DATASET RECORDS:
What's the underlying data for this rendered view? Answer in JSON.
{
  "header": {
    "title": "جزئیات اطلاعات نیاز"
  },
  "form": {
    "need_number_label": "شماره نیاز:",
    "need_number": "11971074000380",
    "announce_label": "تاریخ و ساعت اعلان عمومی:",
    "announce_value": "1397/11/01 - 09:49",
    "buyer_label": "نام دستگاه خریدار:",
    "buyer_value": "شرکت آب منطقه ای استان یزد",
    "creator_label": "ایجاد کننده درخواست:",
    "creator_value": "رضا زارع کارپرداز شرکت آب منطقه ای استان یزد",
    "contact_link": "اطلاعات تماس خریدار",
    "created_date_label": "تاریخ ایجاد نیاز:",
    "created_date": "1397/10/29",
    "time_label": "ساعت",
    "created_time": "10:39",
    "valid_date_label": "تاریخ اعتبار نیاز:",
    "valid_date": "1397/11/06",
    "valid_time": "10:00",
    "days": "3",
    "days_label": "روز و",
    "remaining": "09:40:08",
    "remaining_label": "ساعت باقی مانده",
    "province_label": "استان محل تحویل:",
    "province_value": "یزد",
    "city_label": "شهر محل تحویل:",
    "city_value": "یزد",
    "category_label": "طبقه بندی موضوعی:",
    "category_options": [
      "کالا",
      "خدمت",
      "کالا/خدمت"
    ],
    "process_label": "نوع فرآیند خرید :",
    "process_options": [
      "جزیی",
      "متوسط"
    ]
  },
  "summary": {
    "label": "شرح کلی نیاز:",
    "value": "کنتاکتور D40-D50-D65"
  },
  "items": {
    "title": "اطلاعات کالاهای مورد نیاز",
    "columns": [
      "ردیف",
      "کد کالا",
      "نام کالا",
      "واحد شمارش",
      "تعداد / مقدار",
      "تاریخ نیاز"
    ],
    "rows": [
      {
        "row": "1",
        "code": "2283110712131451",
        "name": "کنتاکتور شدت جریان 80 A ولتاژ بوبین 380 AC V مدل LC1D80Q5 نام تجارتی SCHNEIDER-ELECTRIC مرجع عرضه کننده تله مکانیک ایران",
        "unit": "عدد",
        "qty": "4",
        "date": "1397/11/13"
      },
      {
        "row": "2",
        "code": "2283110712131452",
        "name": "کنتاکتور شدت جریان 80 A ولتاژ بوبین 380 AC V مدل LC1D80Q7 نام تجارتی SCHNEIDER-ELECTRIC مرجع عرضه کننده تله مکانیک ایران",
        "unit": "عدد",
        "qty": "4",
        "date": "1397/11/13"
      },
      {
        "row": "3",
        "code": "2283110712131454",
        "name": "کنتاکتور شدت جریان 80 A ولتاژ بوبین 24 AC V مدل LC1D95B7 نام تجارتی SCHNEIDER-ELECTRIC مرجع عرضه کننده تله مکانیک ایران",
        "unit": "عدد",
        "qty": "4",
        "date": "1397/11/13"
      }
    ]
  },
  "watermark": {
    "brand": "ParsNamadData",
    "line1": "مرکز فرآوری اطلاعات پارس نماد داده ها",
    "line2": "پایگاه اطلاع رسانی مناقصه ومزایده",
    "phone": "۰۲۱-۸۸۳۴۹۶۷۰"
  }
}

OBJECTIVE: From the material above, gather all lines that include the string "شرکت" and copy them.

RESULT OF THIS EXERCISE:
    "buyer_value": "شرکت آب منطقه ای استان یزد",
    "creator_value": "رضا زارع کارپرداز شرکت آب منطقه ای استان یزد",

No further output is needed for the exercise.